Print the entries that appear below, exactly as written and without their pictures.
=== SUPPLIED RECORDS ===
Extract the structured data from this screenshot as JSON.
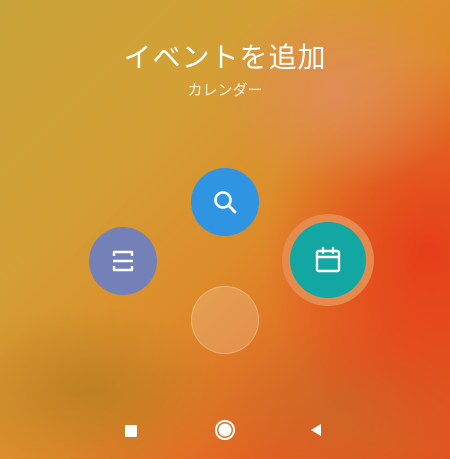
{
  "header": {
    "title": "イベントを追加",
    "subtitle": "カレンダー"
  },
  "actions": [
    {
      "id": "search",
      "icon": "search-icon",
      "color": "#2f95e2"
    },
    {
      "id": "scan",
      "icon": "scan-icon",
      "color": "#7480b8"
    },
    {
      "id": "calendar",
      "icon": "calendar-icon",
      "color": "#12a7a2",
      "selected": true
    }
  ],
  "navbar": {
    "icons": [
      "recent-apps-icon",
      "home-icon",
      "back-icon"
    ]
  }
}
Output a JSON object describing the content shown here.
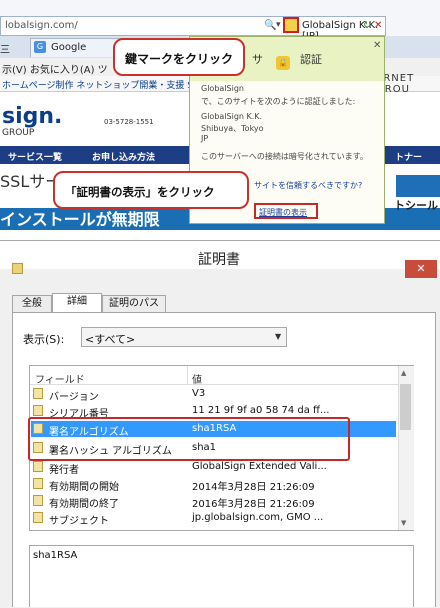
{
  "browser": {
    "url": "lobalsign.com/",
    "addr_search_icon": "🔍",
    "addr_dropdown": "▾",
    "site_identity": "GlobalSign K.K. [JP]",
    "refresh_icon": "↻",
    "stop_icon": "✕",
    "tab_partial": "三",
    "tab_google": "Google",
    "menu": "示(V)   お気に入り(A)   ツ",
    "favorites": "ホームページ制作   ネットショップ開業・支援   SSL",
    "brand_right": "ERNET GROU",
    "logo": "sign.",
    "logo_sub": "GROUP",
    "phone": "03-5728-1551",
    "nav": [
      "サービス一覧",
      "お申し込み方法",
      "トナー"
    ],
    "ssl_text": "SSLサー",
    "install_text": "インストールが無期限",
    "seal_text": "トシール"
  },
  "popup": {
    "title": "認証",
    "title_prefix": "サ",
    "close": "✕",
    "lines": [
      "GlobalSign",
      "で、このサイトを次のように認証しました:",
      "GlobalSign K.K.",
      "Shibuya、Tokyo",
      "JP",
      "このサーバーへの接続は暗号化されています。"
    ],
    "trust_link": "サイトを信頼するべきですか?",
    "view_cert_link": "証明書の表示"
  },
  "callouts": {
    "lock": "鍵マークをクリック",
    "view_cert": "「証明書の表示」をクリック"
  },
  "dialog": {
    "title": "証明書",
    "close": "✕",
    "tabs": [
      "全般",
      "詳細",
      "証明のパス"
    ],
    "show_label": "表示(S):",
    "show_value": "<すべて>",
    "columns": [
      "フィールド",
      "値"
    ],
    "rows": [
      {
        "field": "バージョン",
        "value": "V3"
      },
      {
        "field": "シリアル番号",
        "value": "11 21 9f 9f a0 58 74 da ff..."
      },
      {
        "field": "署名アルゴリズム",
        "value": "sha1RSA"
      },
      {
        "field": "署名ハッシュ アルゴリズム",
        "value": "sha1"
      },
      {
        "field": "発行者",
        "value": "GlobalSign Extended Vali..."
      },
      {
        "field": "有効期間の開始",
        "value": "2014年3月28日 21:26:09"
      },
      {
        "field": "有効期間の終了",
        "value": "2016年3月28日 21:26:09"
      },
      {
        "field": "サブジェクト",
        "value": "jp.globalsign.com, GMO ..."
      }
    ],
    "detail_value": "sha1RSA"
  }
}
===
CORRECT OUTPUT:
Extract the structured data from this screenshot as JSON.
{
  "header": {
    "title": "イベントを追加",
    "subtitle": "カレンダー"
  },
  "actions": [
    {
      "id": "search",
      "icon": "search-icon",
      "color": "#2f95e2"
    },
    {
      "id": "scan",
      "icon": "scan-icon",
      "color": "#7480b8"
    },
    {
      "id": "calendar",
      "icon": "calendar-icon",
      "color": "#12a7a2",
      "selected": true
    }
  ],
  "navbar": {
    "icons": [
      "recent-apps-icon",
      "home-icon",
      "back-icon"
    ]
  }
}
Output a JSON object describing the content shown here.
{
  "browser": {
    "url": "lobalsign.com/",
    "addr_search_icon": "🔍",
    "addr_dropdown": "▾",
    "site_identity": "GlobalSign K.K. [JP]",
    "refresh_icon": "↻",
    "stop_icon": "✕",
    "tab_partial": "三",
    "tab_google": "Google",
    "menu": "示(V)   お気に入り(A)   ツ",
    "favorites": "ホームページ制作   ネットショップ開業・支援   SSL",
    "brand_right": "ERNET GROU",
    "logo": "sign.",
    "logo_sub": "GROUP",
    "phone": "03-5728-1551",
    "nav": [
      "サービス一覧",
      "お申し込み方法",
      "トナー"
    ],
    "ssl_text": "SSLサー",
    "install_text": "インストールが無期限",
    "seal_text": "トシール"
  },
  "popup": {
    "title": "認証",
    "title_prefix": "サ",
    "close": "✕",
    "lines": [
      "GlobalSign",
      "で、このサイトを次のように認証しました:",
      "GlobalSign K.K.",
      "Shibuya、Tokyo",
      "JP",
      "このサーバーへの接続は暗号化されています。"
    ],
    "trust_link": "サイトを信頼するべきですか?",
    "view_cert_link": "証明書の表示"
  },
  "callouts": {
    "lock": "鍵マークをクリック",
    "view_cert": "「証明書の表示」をクリック"
  },
  "dialog": {
    "title": "証明書",
    "close": "✕",
    "tabs": [
      "全般",
      "詳細",
      "証明のパス"
    ],
    "show_label": "表示(S):",
    "show_value": "<すべて>",
    "columns": [
      "フィールド",
      "値"
    ],
    "rows": [
      {
        "field": "バージョン",
        "value": "V3"
      },
      {
        "field": "シリアル番号",
        "value": "11 21 9f 9f a0 58 74 da ff..."
      },
      {
        "field": "署名アルゴリズム",
        "value": "sha1RSA"
      },
      {
        "field": "署名ハッシュ アルゴリズム",
        "value": "sha1"
      },
      {
        "field": "発行者",
        "value": "GlobalSign Extended Vali..."
      },
      {
        "field": "有効期間の開始",
        "value": "2014年3月28日 21:26:09"
      },
      {
        "field": "有効期間の終了",
        "value": "2016年3月28日 21:26:09"
      },
      {
        "field": "サブジェクト",
        "value": "jp.globalsign.com, GMO ..."
      }
    ],
    "detail_value": "sha1RSA"
  }
}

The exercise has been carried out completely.